▶ [Given instruction]: Filter the data below for the string "leveraging" and copy each matching line.
>> start Given data
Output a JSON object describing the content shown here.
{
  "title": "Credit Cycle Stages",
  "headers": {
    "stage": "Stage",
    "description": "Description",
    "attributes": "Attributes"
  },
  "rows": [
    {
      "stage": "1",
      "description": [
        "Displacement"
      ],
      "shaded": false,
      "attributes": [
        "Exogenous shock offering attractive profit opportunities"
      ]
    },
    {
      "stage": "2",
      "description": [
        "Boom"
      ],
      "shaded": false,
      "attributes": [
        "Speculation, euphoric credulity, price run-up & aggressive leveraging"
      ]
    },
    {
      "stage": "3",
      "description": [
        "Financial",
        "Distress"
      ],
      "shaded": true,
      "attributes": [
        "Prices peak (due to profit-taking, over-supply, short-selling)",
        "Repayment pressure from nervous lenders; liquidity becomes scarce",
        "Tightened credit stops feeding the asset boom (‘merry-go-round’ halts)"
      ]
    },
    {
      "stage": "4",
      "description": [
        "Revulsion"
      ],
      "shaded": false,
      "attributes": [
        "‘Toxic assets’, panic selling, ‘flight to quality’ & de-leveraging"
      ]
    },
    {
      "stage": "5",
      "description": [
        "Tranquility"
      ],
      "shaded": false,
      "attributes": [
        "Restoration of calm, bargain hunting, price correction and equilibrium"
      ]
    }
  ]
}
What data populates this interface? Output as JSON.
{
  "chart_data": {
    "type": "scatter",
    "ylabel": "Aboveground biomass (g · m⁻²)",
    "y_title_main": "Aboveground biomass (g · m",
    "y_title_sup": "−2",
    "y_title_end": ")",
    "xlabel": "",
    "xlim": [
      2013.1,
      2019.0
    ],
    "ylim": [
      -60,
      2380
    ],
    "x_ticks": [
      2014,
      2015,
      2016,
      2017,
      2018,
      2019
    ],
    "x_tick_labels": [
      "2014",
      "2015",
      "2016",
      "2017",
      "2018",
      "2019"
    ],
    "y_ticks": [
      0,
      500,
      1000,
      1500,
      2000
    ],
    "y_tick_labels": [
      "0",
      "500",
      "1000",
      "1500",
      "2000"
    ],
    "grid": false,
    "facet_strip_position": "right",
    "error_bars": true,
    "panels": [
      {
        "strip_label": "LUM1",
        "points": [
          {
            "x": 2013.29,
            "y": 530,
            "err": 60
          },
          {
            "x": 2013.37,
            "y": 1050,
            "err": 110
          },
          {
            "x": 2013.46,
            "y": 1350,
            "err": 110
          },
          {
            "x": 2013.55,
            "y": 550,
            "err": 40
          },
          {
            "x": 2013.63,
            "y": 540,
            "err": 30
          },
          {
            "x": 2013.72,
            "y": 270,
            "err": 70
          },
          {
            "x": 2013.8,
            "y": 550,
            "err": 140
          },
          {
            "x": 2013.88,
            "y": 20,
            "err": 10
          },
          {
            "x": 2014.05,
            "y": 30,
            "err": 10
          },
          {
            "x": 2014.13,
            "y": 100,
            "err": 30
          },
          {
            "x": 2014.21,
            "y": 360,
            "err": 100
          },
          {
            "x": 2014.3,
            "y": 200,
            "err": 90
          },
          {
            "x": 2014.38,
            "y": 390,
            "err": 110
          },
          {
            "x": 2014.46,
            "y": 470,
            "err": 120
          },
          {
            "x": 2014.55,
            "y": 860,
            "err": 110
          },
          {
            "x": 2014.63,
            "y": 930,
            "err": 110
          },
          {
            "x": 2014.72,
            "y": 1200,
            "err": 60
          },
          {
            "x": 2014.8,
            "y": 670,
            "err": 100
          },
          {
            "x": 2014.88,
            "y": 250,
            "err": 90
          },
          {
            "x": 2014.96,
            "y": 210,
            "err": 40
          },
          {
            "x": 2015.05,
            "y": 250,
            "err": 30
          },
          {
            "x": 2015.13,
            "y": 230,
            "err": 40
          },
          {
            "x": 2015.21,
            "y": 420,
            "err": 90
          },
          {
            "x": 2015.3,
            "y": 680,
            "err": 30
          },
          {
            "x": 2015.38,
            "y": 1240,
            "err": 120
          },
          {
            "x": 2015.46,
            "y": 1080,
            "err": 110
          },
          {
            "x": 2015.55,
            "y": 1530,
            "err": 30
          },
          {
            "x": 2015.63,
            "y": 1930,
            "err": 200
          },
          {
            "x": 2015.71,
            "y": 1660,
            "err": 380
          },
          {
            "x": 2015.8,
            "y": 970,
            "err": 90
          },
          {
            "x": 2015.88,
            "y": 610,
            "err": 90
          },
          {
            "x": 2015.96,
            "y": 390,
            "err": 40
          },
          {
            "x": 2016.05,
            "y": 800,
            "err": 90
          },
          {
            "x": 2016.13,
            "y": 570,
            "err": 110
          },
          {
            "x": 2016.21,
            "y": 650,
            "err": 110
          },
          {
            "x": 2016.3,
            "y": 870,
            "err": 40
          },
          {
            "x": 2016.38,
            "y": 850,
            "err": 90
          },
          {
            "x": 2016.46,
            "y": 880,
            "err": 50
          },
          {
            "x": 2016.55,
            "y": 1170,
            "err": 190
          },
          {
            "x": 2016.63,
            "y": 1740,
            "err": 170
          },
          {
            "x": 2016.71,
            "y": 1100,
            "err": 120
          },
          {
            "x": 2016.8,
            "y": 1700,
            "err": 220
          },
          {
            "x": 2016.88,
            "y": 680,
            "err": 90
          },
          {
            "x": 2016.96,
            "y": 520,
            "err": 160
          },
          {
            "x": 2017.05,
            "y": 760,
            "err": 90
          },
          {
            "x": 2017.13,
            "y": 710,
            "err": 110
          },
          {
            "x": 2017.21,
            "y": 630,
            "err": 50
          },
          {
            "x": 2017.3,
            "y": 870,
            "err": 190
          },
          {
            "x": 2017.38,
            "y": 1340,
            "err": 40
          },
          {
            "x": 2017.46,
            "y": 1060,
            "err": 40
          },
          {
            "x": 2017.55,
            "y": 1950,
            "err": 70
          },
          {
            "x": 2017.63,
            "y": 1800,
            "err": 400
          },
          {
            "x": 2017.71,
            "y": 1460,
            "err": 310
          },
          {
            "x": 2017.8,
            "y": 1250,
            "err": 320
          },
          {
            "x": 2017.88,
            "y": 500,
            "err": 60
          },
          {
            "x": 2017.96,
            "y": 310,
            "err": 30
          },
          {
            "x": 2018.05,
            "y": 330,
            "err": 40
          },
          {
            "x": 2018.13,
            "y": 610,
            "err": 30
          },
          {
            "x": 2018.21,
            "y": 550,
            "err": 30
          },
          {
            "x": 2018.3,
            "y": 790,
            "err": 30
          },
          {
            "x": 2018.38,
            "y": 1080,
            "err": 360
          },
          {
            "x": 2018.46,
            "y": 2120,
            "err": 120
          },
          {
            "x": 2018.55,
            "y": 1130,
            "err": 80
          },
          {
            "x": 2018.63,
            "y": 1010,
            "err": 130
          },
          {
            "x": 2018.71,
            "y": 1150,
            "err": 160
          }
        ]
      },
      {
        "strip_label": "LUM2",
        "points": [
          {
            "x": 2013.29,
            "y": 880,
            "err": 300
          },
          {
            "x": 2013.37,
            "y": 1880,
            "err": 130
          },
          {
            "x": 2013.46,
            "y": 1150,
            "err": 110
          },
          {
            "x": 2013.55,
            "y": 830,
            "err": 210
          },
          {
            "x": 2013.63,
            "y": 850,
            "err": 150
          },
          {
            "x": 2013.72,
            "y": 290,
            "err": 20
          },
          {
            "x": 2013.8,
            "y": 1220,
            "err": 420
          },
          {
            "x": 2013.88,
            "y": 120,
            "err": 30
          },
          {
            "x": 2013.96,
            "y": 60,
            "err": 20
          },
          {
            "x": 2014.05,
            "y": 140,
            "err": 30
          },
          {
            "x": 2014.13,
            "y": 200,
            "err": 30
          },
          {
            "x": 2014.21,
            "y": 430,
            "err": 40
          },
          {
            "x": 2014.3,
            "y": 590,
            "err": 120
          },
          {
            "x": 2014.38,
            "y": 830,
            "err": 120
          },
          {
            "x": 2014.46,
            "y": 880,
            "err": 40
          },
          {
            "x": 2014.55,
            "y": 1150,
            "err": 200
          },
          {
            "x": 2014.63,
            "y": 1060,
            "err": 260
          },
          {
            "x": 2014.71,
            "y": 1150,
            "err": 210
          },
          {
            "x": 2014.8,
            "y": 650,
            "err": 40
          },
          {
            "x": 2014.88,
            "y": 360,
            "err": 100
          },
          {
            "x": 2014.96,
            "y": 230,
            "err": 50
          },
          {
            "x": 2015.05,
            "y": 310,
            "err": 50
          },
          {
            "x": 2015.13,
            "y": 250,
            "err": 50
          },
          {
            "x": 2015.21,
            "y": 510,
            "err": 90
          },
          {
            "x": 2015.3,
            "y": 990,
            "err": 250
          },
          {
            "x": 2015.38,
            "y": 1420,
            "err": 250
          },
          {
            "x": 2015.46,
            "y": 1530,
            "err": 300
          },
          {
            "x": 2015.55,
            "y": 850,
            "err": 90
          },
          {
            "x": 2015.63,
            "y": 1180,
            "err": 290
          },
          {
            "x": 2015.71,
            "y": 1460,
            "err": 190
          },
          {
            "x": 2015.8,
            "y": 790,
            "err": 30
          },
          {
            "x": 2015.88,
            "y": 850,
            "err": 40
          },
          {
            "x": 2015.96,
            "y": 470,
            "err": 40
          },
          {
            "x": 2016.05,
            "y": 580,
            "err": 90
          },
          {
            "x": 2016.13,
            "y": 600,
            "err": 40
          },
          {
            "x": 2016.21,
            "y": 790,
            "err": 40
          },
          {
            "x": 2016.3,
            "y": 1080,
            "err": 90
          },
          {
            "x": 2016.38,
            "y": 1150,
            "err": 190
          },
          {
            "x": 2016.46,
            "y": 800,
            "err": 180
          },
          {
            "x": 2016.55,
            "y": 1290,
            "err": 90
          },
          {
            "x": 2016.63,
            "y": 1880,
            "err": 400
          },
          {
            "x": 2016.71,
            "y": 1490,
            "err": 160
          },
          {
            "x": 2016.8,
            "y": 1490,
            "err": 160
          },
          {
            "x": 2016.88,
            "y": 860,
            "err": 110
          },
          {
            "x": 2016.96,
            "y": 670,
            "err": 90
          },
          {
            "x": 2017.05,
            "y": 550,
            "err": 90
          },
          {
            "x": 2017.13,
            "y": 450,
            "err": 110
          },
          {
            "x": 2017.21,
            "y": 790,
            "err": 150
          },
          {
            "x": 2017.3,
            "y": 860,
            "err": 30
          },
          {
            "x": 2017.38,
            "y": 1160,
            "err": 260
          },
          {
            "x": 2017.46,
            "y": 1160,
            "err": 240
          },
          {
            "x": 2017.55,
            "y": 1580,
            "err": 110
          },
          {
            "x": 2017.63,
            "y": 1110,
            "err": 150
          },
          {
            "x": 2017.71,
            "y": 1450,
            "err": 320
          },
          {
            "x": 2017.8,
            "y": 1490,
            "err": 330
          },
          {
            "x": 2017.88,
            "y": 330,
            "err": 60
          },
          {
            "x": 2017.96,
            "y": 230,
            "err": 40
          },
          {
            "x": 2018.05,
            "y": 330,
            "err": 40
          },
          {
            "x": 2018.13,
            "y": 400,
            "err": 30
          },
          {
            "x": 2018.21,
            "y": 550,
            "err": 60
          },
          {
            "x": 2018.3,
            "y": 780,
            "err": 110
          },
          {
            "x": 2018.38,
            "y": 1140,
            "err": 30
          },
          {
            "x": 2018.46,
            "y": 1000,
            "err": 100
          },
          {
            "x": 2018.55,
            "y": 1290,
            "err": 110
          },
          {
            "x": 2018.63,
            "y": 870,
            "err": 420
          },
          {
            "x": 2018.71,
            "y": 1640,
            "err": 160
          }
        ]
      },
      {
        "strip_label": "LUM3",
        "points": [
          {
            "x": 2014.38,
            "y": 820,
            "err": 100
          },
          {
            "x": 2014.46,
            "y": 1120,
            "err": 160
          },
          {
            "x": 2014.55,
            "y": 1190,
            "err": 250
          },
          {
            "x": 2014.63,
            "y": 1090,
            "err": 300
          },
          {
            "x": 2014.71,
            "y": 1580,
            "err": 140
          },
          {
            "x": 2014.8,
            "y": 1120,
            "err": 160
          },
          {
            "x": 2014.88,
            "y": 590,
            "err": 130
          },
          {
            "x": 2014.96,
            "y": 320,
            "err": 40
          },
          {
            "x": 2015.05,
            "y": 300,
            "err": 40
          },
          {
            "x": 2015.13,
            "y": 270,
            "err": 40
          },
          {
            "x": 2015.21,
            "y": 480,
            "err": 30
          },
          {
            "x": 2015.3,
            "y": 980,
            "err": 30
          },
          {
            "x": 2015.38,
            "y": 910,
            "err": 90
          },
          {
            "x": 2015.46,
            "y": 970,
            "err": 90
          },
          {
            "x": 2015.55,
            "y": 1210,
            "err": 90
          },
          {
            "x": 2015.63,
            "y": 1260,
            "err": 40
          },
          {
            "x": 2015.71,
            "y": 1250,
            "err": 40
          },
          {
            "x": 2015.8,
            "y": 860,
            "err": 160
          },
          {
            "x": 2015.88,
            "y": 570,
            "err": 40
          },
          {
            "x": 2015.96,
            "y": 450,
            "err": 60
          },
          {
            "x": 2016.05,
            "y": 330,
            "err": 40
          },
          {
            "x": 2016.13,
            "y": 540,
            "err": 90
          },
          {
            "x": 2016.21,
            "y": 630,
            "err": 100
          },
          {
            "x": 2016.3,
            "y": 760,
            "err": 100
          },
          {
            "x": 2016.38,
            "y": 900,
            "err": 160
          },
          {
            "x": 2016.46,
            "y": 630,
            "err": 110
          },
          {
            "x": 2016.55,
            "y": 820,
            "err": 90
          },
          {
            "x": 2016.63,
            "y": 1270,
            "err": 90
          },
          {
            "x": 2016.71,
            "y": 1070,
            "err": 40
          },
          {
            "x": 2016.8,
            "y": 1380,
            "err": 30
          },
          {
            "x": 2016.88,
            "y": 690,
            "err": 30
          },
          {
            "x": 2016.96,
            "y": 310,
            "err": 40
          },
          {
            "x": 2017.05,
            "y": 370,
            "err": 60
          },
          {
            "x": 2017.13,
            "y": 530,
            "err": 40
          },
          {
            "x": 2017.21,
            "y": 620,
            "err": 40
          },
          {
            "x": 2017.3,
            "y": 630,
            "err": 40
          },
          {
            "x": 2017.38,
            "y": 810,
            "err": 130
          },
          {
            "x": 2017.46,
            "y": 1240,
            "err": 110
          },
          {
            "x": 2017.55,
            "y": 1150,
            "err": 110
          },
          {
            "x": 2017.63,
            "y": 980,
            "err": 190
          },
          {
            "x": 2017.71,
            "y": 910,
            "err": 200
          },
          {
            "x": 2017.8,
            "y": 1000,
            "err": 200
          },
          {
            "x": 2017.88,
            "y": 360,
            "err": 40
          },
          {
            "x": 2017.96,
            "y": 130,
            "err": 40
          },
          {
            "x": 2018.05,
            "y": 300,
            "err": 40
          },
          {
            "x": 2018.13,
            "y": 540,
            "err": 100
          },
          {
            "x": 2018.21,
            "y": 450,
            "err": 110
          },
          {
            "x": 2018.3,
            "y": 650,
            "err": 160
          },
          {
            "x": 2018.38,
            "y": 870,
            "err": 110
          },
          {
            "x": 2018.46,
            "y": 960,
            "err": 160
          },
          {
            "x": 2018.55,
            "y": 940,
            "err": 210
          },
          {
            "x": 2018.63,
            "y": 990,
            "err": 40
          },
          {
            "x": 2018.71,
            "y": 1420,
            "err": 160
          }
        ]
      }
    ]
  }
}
>> end Given data
▶ [Written solution]:
        "Speculation, euphoric credulity, price run-up & aggressive leveraging"
        "‘Toxic assets’, panic selling, ‘flight to quality’ & de-leveraging"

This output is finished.